[Begin EXERCISE MATERIAL]

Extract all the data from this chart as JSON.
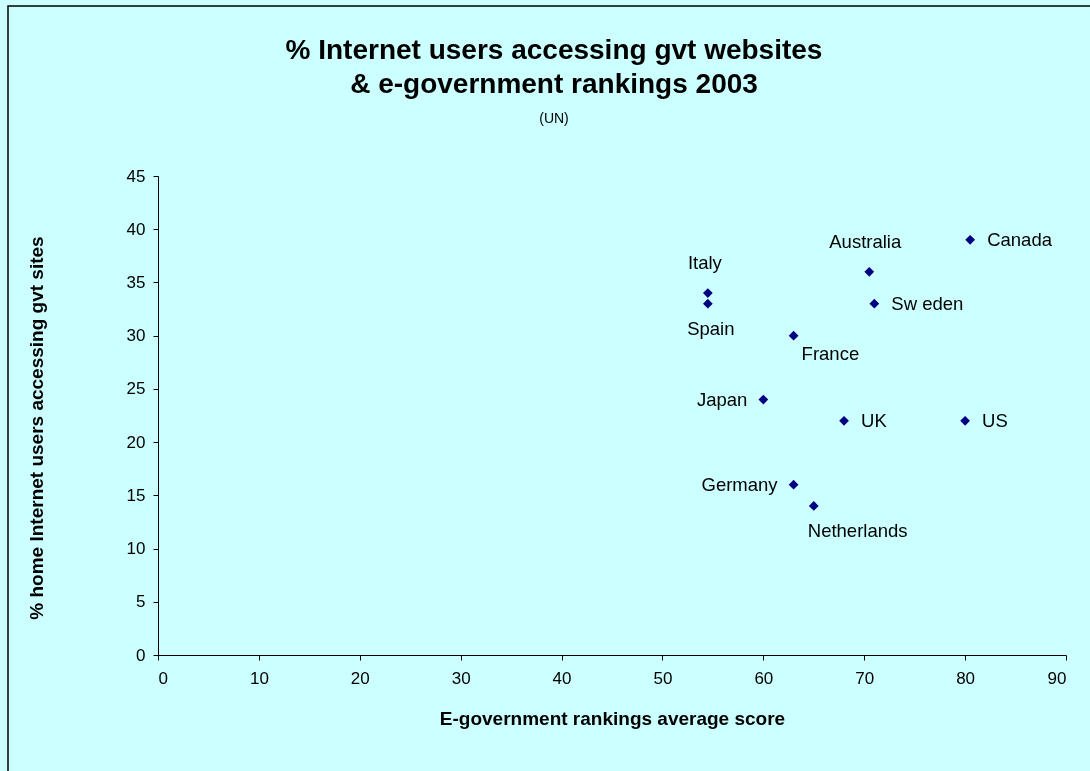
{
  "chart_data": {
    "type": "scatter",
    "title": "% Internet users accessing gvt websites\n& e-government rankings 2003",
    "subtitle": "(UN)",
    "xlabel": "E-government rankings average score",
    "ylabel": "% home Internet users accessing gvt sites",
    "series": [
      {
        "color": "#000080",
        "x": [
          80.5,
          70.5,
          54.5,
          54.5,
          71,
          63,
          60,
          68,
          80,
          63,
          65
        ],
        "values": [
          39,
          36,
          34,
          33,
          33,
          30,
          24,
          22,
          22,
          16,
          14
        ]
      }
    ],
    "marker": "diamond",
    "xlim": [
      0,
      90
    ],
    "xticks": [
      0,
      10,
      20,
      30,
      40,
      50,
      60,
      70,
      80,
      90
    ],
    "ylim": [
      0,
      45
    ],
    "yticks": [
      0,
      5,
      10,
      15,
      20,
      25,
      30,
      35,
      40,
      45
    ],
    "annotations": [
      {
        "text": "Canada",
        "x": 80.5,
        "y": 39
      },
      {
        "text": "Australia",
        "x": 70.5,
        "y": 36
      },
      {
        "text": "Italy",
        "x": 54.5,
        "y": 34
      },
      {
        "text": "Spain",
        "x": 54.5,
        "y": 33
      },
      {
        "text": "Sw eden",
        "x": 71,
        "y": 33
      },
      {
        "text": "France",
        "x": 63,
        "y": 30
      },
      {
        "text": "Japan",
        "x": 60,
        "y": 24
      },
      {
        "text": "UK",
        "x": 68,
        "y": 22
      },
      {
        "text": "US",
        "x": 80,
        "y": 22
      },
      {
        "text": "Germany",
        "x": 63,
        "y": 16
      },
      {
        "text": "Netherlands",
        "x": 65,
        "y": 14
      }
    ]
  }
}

[End EXERCISE MATERIAL]

> [EXERCISE] Copy the records exactly as they appear, excluding images.

> [FINISHED ANSWER]
Extract all the data from this chart as JSON.
{
  "chart_data": {
    "type": "scatter",
    "title": "% Internet users accessing gvt websites\n& e-government rankings 2003",
    "subtitle": "(UN)",
    "xlabel": "E-government rankings average score",
    "ylabel": "% home Internet users accessing gvt sites",
    "series": [
      {
        "color": "#000080",
        "x": [
          80.5,
          70.5,
          54.5,
          54.5,
          71,
          63,
          60,
          68,
          80,
          63,
          65
        ],
        "values": [
          39,
          36,
          34,
          33,
          33,
          30,
          24,
          22,
          22,
          16,
          14
        ]
      }
    ],
    "marker": "diamond",
    "xlim": [
      0,
      90
    ],
    "xticks": [
      0,
      10,
      20,
      30,
      40,
      50,
      60,
      70,
      80,
      90
    ],
    "ylim": [
      0,
      45
    ],
    "yticks": [
      0,
      5,
      10,
      15,
      20,
      25,
      30,
      35,
      40,
      45
    ],
    "annotations": [
      {
        "text": "Canada",
        "x": 80.5,
        "y": 39
      },
      {
        "text": "Australia",
        "x": 70.5,
        "y": 36
      },
      {
        "text": "Italy",
        "x": 54.5,
        "y": 34
      },
      {
        "text": "Spain",
        "x": 54.5,
        "y": 33
      },
      {
        "text": "Sw eden",
        "x": 71,
        "y": 33
      },
      {
        "text": "France",
        "x": 63,
        "y": 30
      },
      {
        "text": "Japan",
        "x": 60,
        "y": 24
      },
      {
        "text": "UK",
        "x": 68,
        "y": 22
      },
      {
        "text": "US",
        "x": 80,
        "y": 22
      },
      {
        "text": "Germany",
        "x": 63,
        "y": 16
      },
      {
        "text": "Netherlands",
        "x": 65,
        "y": 14
      }
    ]
  }
}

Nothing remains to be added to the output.